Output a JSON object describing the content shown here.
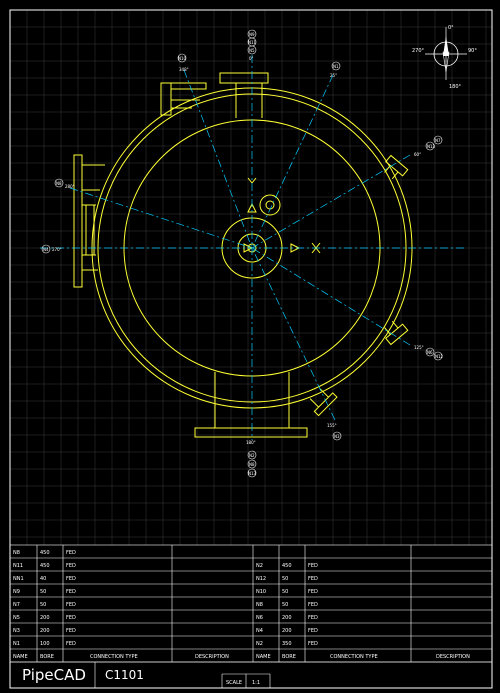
{
  "colors": {
    "background": "#000000",
    "grid": "#3a3a3a",
    "vessel": "#ffff33",
    "centerline": "#00ccff",
    "text": "#ffffff"
  },
  "compass": {
    "north": "0°",
    "east": "90°",
    "south": "180°",
    "west": "270°"
  },
  "nozzles": {
    "top": {
      "tags": [
        "N9",
        "N11",
        "N5"
      ],
      "angle": "0°"
    },
    "n10": {
      "tag": "N10",
      "angle": "348°"
    },
    "n1": {
      "tag": "N1",
      "angle": "25°"
    },
    "n4": {
      "tag": "N4",
      "angle": "270°"
    },
    "n8_left": {
      "tag": "N8",
      "angle": "280°"
    },
    "right_upper": {
      "tags": [
        "N13",
        "N7"
      ],
      "angle": "60°"
    },
    "right_lower": {
      "tags": [
        "N6",
        "N12"
      ],
      "angle": "125°"
    },
    "n3": {
      "tag": "N3",
      "angle": "155°"
    },
    "bottom": {
      "tags": [
        "N2",
        "N8",
        "N13"
      ],
      "angle": "180°"
    }
  },
  "table": {
    "headers": [
      "NAME",
      "BORE",
      "CONNECTION TYPE",
      "DESCRIPTION",
      "NAME",
      "BORE",
      "CONNECTION TYPE",
      "DESCRIPTION"
    ],
    "left_rows": [
      {
        "name": "N8",
        "bore": "450",
        "type": "FED"
      },
      {
        "name": "N11",
        "bore": "450",
        "type": "FED"
      },
      {
        "name": "NN1",
        "bore": "40",
        "type": "FED"
      },
      {
        "name": "N9",
        "bore": "50",
        "type": "FED"
      },
      {
        "name": "N7",
        "bore": "50",
        "type": "FED"
      },
      {
        "name": "N5",
        "bore": "200",
        "type": "FED"
      },
      {
        "name": "N3",
        "bore": "200",
        "type": "FED"
      },
      {
        "name": "N1",
        "bore": "100",
        "type": "FED"
      }
    ],
    "right_rows": [
      {
        "name": "",
        "bore": "",
        "type": ""
      },
      {
        "name": "N2",
        "bore": "450",
        "type": "FED"
      },
      {
        "name": "N12",
        "bore": "50",
        "type": "FED"
      },
      {
        "name": "N10",
        "bore": "50",
        "type": "FED"
      },
      {
        "name": "N8",
        "bore": "50",
        "type": "FED"
      },
      {
        "name": "N6",
        "bore": "200",
        "type": "FED"
      },
      {
        "name": "N4",
        "bore": "200",
        "type": "FED"
      },
      {
        "name": "N2",
        "bore": "350",
        "type": "FED"
      }
    ]
  },
  "title_block": {
    "brand": "PipeCAD",
    "drawing": "C1101",
    "scale_label": "SCALE",
    "scale_value": "1:1"
  }
}
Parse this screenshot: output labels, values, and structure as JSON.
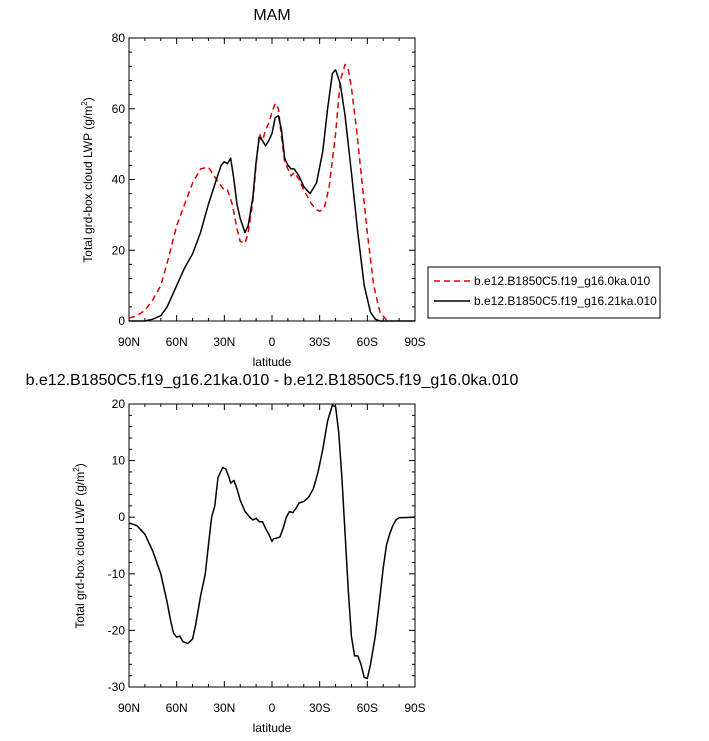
{
  "chart_data": [
    {
      "type": "line",
      "title": "MAM",
      "xlabel": "latitude",
      "ylabel": "Total grd-box cloud LWP (g/m",
      "ylabel_sup": "2",
      "ylabel_tail": ")",
      "xlim": [
        90,
        -90
      ],
      "ylim": [
        0,
        80
      ],
      "xticks": [
        90,
        60,
        30,
        0,
        -30,
        -60,
        -90
      ],
      "xtick_labels": [
        "90N",
        "60N",
        "30N",
        "0",
        "30S",
        "60S",
        "90S"
      ],
      "yticks": [
        0,
        20,
        40,
        60,
        80
      ],
      "ytick_labels": [
        "0",
        "20",
        "40",
        "60",
        "80"
      ],
      "legend_position": "right",
      "series": [
        {
          "name": "b.e12.B1850C5.f19_g16.0ka.010",
          "color": "#dd0000",
          "dash": "dashed",
          "points": [
            [
              90,
              0.8
            ],
            [
              85,
              1.5
            ],
            [
              80,
              3
            ],
            [
              75,
              6
            ],
            [
              70,
              10
            ],
            [
              65,
              18
            ],
            [
              60,
              27
            ],
            [
              55,
              33
            ],
            [
              50,
              39
            ],
            [
              45,
              43
            ],
            [
              40,
              43.5
            ],
            [
              35,
              40
            ],
            [
              30,
              37
            ],
            [
              28,
              37
            ],
            [
              25,
              33
            ],
            [
              22,
              26
            ],
            [
              20,
              22.5
            ],
            [
              17,
              22
            ],
            [
              15,
              25
            ],
            [
              12,
              34
            ],
            [
              10,
              44
            ],
            [
              8,
              53
            ],
            [
              6,
              51
            ],
            [
              4,
              54
            ],
            [
              2,
              56
            ],
            [
              0,
              59
            ],
            [
              -2,
              61.5
            ],
            [
              -4,
              60
            ],
            [
              -6,
              52
            ],
            [
              -8,
              45
            ],
            [
              -10,
              43
            ],
            [
              -12,
              41
            ],
            [
              -14,
              42
            ],
            [
              -17,
              40
            ],
            [
              -20,
              37
            ],
            [
              -25,
              33
            ],
            [
              -28,
              31.5
            ],
            [
              -30,
              31
            ],
            [
              -33,
              32
            ],
            [
              -36,
              38
            ],
            [
              -40,
              53
            ],
            [
              -43,
              68
            ],
            [
              -46,
              72.5
            ],
            [
              -48,
              71
            ],
            [
              -50,
              66
            ],
            [
              -53,
              55
            ],
            [
              -56,
              42
            ],
            [
              -60,
              25
            ],
            [
              -64,
              10
            ],
            [
              -68,
              2.5
            ],
            [
              -72,
              0.3
            ],
            [
              -75,
              0
            ]
          ]
        },
        {
          "name": "b.e12.B1850C5.f19_g16.21ka.010",
          "color": "#000000",
          "dash": "solid",
          "points": [
            [
              90,
              0
            ],
            [
              80,
              0
            ],
            [
              75,
              0.5
            ],
            [
              70,
              1.5
            ],
            [
              66,
              4
            ],
            [
              62,
              8
            ],
            [
              58,
              12
            ],
            [
              55,
              15
            ],
            [
              50,
              19
            ],
            [
              45,
              25
            ],
            [
              40,
              33
            ],
            [
              35,
              40
            ],
            [
              32,
              44
            ],
            [
              30,
              45
            ],
            [
              28,
              44.5
            ],
            [
              26,
              46
            ],
            [
              24,
              40
            ],
            [
              22,
              33
            ],
            [
              20,
              29
            ],
            [
              17,
              25
            ],
            [
              15,
              27
            ],
            [
              12,
              35
            ],
            [
              10,
              45
            ],
            [
              8,
              52
            ],
            [
              6,
              51
            ],
            [
              4,
              49.5
            ],
            [
              2,
              51
            ],
            [
              0,
              53
            ],
            [
              -2,
              57.5
            ],
            [
              -4,
              58
            ],
            [
              -6,
              54
            ],
            [
              -8,
              46
            ],
            [
              -10,
              44
            ],
            [
              -12,
              43
            ],
            [
              -14,
              43
            ],
            [
              -17,
              41
            ],
            [
              -20,
              38
            ],
            [
              -24,
              36
            ],
            [
              -28,
              39
            ],
            [
              -32,
              48
            ],
            [
              -35,
              60
            ],
            [
              -38,
              70
            ],
            [
              -40,
              71
            ],
            [
              -43,
              67
            ],
            [
              -46,
              58
            ],
            [
              -50,
              42
            ],
            [
              -54,
              25
            ],
            [
              -58,
              10
            ],
            [
              -62,
              2.5
            ],
            [
              -65,
              0.5
            ],
            [
              -68,
              0
            ],
            [
              -90,
              0
            ]
          ]
        }
      ]
    },
    {
      "type": "line",
      "title": "b.e12.B1850C5.f19_g16.21ka.010 - b.e12.B1850C5.f19_g16.0ka.010",
      "xlabel": "latitude",
      "ylabel": "Total grd-box cloud LWP (g/m",
      "ylabel_sup": "2",
      "ylabel_tail": ")",
      "xlim": [
        90,
        -90
      ],
      "ylim": [
        -30,
        20
      ],
      "xticks": [
        90,
        60,
        30,
        0,
        -30,
        -60,
        -90
      ],
      "xtick_labels": [
        "90N",
        "60N",
        "30N",
        "0",
        "30S",
        "60S",
        "90S"
      ],
      "yticks": [
        -30,
        -20,
        -10,
        0,
        10,
        20
      ],
      "ytick_labels": [
        "-30",
        "-20",
        "-10",
        "0",
        "10",
        "20"
      ],
      "series": [
        {
          "color": "#000000",
          "dash": "solid",
          "points": [
            [
              90,
              -1
            ],
            [
              85,
              -1.5
            ],
            [
              80,
              -3
            ],
            [
              75,
              -6
            ],
            [
              70,
              -10
            ],
            [
              66,
              -15
            ],
            [
              64,
              -18
            ],
            [
              62,
              -20.5
            ],
            [
              60,
              -21.2
            ],
            [
              58,
              -21
            ],
            [
              56,
              -22
            ],
            [
              53,
              -22.3
            ],
            [
              50,
              -21.5
            ],
            [
              48,
              -19
            ],
            [
              45,
              -14
            ],
            [
              42,
              -10
            ],
            [
              40,
              -5
            ],
            [
              38,
              0
            ],
            [
              36,
              2
            ],
            [
              34,
              7
            ],
            [
              31,
              8.8
            ],
            [
              29,
              8.5
            ],
            [
              27,
              7
            ],
            [
              26,
              6
            ],
            [
              24,
              6.5
            ],
            [
              22,
              5
            ],
            [
              20,
              3
            ],
            [
              17,
              1
            ],
            [
              14,
              0
            ],
            [
              12,
              -0.5
            ],
            [
              10,
              -0.2
            ],
            [
              8,
              -0.8
            ],
            [
              6,
              -0.8
            ],
            [
              4,
              -2
            ],
            [
              2,
              -3
            ],
            [
              0,
              -4.3
            ],
            [
              -1,
              -3.8
            ],
            [
              -3,
              -3.7
            ],
            [
              -5,
              -3.5
            ],
            [
              -7,
              -2
            ],
            [
              -9,
              0
            ],
            [
              -11,
              1
            ],
            [
              -13,
              0.8
            ],
            [
              -15,
              1.5
            ],
            [
              -17,
              2.5
            ],
            [
              -20,
              2.8
            ],
            [
              -23,
              3.5
            ],
            [
              -26,
              5
            ],
            [
              -29,
              8
            ],
            [
              -32,
              12
            ],
            [
              -35,
              17
            ],
            [
              -38,
              19.8
            ],
            [
              -40,
              19.5
            ],
            [
              -42,
              15
            ],
            [
              -44,
              7
            ],
            [
              -46,
              -3
            ],
            [
              -48,
              -13
            ],
            [
              -50,
              -21
            ],
            [
              -52,
              -24.5
            ],
            [
              -54,
              -24.5
            ],
            [
              -56,
              -26
            ],
            [
              -58,
              -28.3
            ],
            [
              -60,
              -28.5
            ],
            [
              -62,
              -26
            ],
            [
              -65,
              -21
            ],
            [
              -68,
              -14
            ],
            [
              -70,
              -9
            ],
            [
              -72,
              -5
            ],
            [
              -74,
              -3
            ],
            [
              -76,
              -1.5
            ],
            [
              -78,
              -0.5
            ],
            [
              -80,
              -0.1
            ],
            [
              -90,
              0
            ]
          ]
        }
      ]
    }
  ]
}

---

WRITTEN EXERCISE: Find how many lines in the material hold the word "angle" and state that number alone.

TASK OUTPUT: 9